--- Begin Entries ---

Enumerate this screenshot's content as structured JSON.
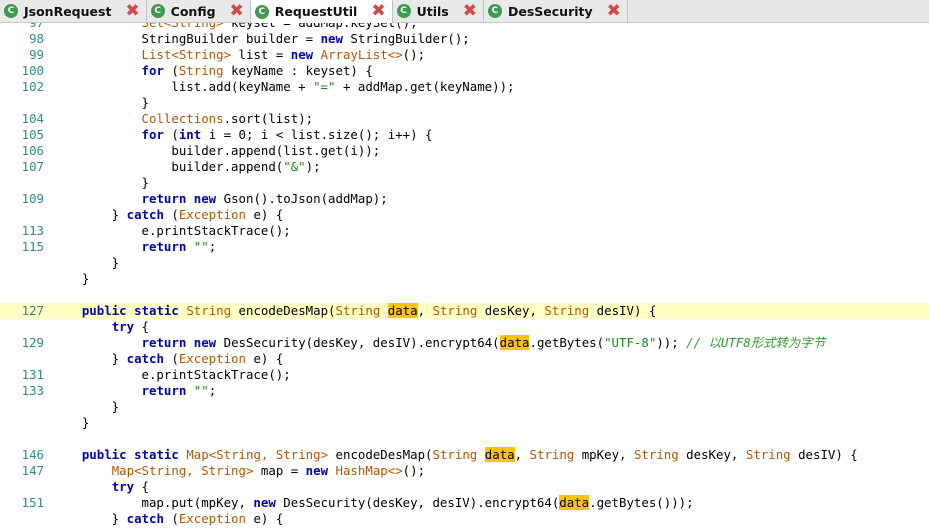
{
  "tabs": [
    {
      "label": "JsonRequest",
      "active": false,
      "icon": "class-icon"
    },
    {
      "label": "Config",
      "active": false,
      "icon": "class-icon"
    },
    {
      "label": "RequestUtil",
      "active": true,
      "icon": "class-icon"
    },
    {
      "label": "Utils",
      "active": false,
      "icon": "class-icon"
    },
    {
      "label": "DesSecurity",
      "active": false,
      "icon": "class-icon"
    }
  ],
  "colors": {
    "keyword": "#0000c0",
    "type": "#b85400",
    "string": "#1a8a1a",
    "comment": "#2e9a2e",
    "line_number": "#2e8c8c",
    "current_line": "#ffffc6",
    "occurrence_highlight": "#ffc400",
    "close_icon": "#d24a4a",
    "class_icon": "#3e9a53"
  },
  "editor": {
    "highlighted_line": "127",
    "lines": [
      {
        "n": "97",
        "hl": false,
        "t": [
          [
            "            ",
            ""
          ],
          [
            "Set<String>",
            "ty"
          ],
          [
            " keyset = addMap.keySet();",
            ""
          ]
        ]
      },
      {
        "n": "98",
        "hl": false,
        "t": [
          [
            "            StringBuilder builder = ",
            ""
          ],
          [
            "new",
            "kw"
          ],
          [
            " StringBuilder();",
            ""
          ]
        ]
      },
      {
        "n": "99",
        "hl": false,
        "t": [
          [
            "            ",
            ""
          ],
          [
            "List<String>",
            "ty"
          ],
          [
            " list = ",
            ""
          ],
          [
            "new",
            "kw"
          ],
          [
            " ",
            ""
          ],
          [
            "ArrayList<>",
            "ty"
          ],
          [
            "();",
            ""
          ]
        ]
      },
      {
        "n": "100",
        "hl": false,
        "t": [
          [
            "            ",
            ""
          ],
          [
            "for",
            "kw"
          ],
          [
            " (",
            ""
          ],
          [
            "String",
            "ty"
          ],
          [
            " keyName : keyset) {",
            ""
          ]
        ]
      },
      {
        "n": "102",
        "hl": false,
        "t": [
          [
            "                list.add(keyName + ",
            ""
          ],
          [
            "\"=\"",
            "st"
          ],
          [
            " + addMap.get(keyName));",
            ""
          ]
        ]
      },
      {
        "n": "",
        "hl": false,
        "t": [
          [
            "            }",
            ""
          ]
        ]
      },
      {
        "n": "104",
        "hl": false,
        "t": [
          [
            "            ",
            ""
          ],
          [
            "Collections",
            "ty"
          ],
          [
            ".sort(list);",
            ""
          ]
        ]
      },
      {
        "n": "105",
        "hl": false,
        "t": [
          [
            "            ",
            ""
          ],
          [
            "for",
            "kw"
          ],
          [
            " (",
            ""
          ],
          [
            "int",
            "kw"
          ],
          [
            " i = 0; i < list.size(); i++) {",
            ""
          ]
        ]
      },
      {
        "n": "106",
        "hl": false,
        "t": [
          [
            "                builder.append(list.get(i));",
            ""
          ]
        ]
      },
      {
        "n": "107",
        "hl": false,
        "t": [
          [
            "                builder.append(",
            ""
          ],
          [
            "\"&\"",
            "st"
          ],
          [
            ");",
            ""
          ]
        ]
      },
      {
        "n": "",
        "hl": false,
        "t": [
          [
            "            }",
            ""
          ]
        ]
      },
      {
        "n": "109",
        "hl": false,
        "t": [
          [
            "            ",
            ""
          ],
          [
            "return",
            "kw"
          ],
          [
            " ",
            ""
          ],
          [
            "new",
            "kw"
          ],
          [
            " Gson().toJson(addMap);",
            ""
          ]
        ]
      },
      {
        "n": "",
        "hl": false,
        "t": [
          [
            "        } ",
            ""
          ],
          [
            "catch",
            "kw"
          ],
          [
            " (",
            ""
          ],
          [
            "Exception",
            "ty"
          ],
          [
            " e) {",
            ""
          ]
        ]
      },
      {
        "n": "113",
        "hl": false,
        "t": [
          [
            "            e.printStackTrace();",
            ""
          ]
        ]
      },
      {
        "n": "115",
        "hl": false,
        "t": [
          [
            "            ",
            ""
          ],
          [
            "return",
            "kw"
          ],
          [
            " ",
            ""
          ],
          [
            "\"\"",
            "st"
          ],
          [
            ";",
            ""
          ]
        ]
      },
      {
        "n": "",
        "hl": false,
        "t": [
          [
            "        }",
            ""
          ]
        ]
      },
      {
        "n": "",
        "hl": false,
        "t": [
          [
            "    }",
            ""
          ]
        ]
      },
      {
        "n": "",
        "hl": false,
        "t": []
      },
      {
        "n": "127",
        "hl": true,
        "t": [
          [
            "    ",
            ""
          ],
          [
            "public",
            "kw"
          ],
          [
            " ",
            ""
          ],
          [
            "static",
            "kw"
          ],
          [
            " ",
            ""
          ],
          [
            "String",
            "ty"
          ],
          [
            " encodeDesMap(",
            ""
          ],
          [
            "String",
            "ty"
          ],
          [
            " ",
            ""
          ],
          [
            "data",
            "mk"
          ],
          [
            ", ",
            ""
          ],
          [
            "String",
            "ty"
          ],
          [
            " desKey, ",
            ""
          ],
          [
            "String",
            "ty"
          ],
          [
            " desIV) {",
            ""
          ]
        ]
      },
      {
        "n": "",
        "hl": false,
        "t": [
          [
            "        ",
            ""
          ],
          [
            "try",
            "kw"
          ],
          [
            " {",
            ""
          ]
        ]
      },
      {
        "n": "129",
        "hl": false,
        "t": [
          [
            "            ",
            ""
          ],
          [
            "return",
            "kw"
          ],
          [
            " ",
            ""
          ],
          [
            "new",
            "kw"
          ],
          [
            " DesSecurity(desKey, desIV).encrypt64(",
            ""
          ],
          [
            "data",
            "mk"
          ],
          [
            ".getBytes(",
            ""
          ],
          [
            "\"UTF-8\"",
            "st"
          ],
          [
            ")); ",
            ""
          ],
          [
            "// 以UTF8形式转为字节",
            "cm"
          ]
        ]
      },
      {
        "n": "",
        "hl": false,
        "t": [
          [
            "        } ",
            ""
          ],
          [
            "catch",
            "kw"
          ],
          [
            " (",
            ""
          ],
          [
            "Exception",
            "ty"
          ],
          [
            " e) {",
            ""
          ]
        ]
      },
      {
        "n": "131",
        "hl": false,
        "t": [
          [
            "            e.printStackTrace();",
            ""
          ]
        ]
      },
      {
        "n": "133",
        "hl": false,
        "t": [
          [
            "            ",
            ""
          ],
          [
            "return",
            "kw"
          ],
          [
            " ",
            ""
          ],
          [
            "\"\"",
            "st"
          ],
          [
            ";",
            ""
          ]
        ]
      },
      {
        "n": "",
        "hl": false,
        "t": [
          [
            "        }",
            ""
          ]
        ]
      },
      {
        "n": "",
        "hl": false,
        "t": [
          [
            "    }",
            ""
          ]
        ]
      },
      {
        "n": "",
        "hl": false,
        "t": []
      },
      {
        "n": "146",
        "hl": false,
        "t": [
          [
            "    ",
            ""
          ],
          [
            "public",
            "kw"
          ],
          [
            " ",
            ""
          ],
          [
            "static",
            "kw"
          ],
          [
            " ",
            ""
          ],
          [
            "Map<String, String>",
            "ty"
          ],
          [
            " encodeDesMap(",
            ""
          ],
          [
            "String",
            "ty"
          ],
          [
            " ",
            ""
          ],
          [
            "data",
            "mk"
          ],
          [
            ", ",
            ""
          ],
          [
            "String",
            "ty"
          ],
          [
            " mpKey, ",
            ""
          ],
          [
            "String",
            "ty"
          ],
          [
            " desKey, ",
            ""
          ],
          [
            "String",
            "ty"
          ],
          [
            " desIV) {",
            ""
          ]
        ]
      },
      {
        "n": "147",
        "hl": false,
        "t": [
          [
            "        ",
            ""
          ],
          [
            "Map<String, String>",
            "ty"
          ],
          [
            " map = ",
            ""
          ],
          [
            "new",
            "kw"
          ],
          [
            " ",
            ""
          ],
          [
            "HashMap<>",
            "ty"
          ],
          [
            "();",
            ""
          ]
        ]
      },
      {
        "n": "",
        "hl": false,
        "t": [
          [
            "        ",
            ""
          ],
          [
            "try",
            "kw"
          ],
          [
            " {",
            ""
          ]
        ]
      },
      {
        "n": "151",
        "hl": false,
        "t": [
          [
            "            map.put(mpKey, ",
            ""
          ],
          [
            "new",
            "kw"
          ],
          [
            " DesSecurity(desKey, desIV).encrypt64(",
            ""
          ],
          [
            "data",
            "mk"
          ],
          [
            ".getBytes()));",
            ""
          ]
        ]
      },
      {
        "n": "",
        "hl": false,
        "t": [
          [
            "        } ",
            ""
          ],
          [
            "catch",
            "kw"
          ],
          [
            " (",
            ""
          ],
          [
            "Exception",
            "ty"
          ],
          [
            " e) {",
            ""
          ]
        ]
      }
    ]
  }
}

--- End Entries ---

Copy all lines of the material above where the string "addMap" occurs.

            " keyset = addMap.keySet();",
            " + addMap.get(keyName));",
            " Gson().toJson(addMap);",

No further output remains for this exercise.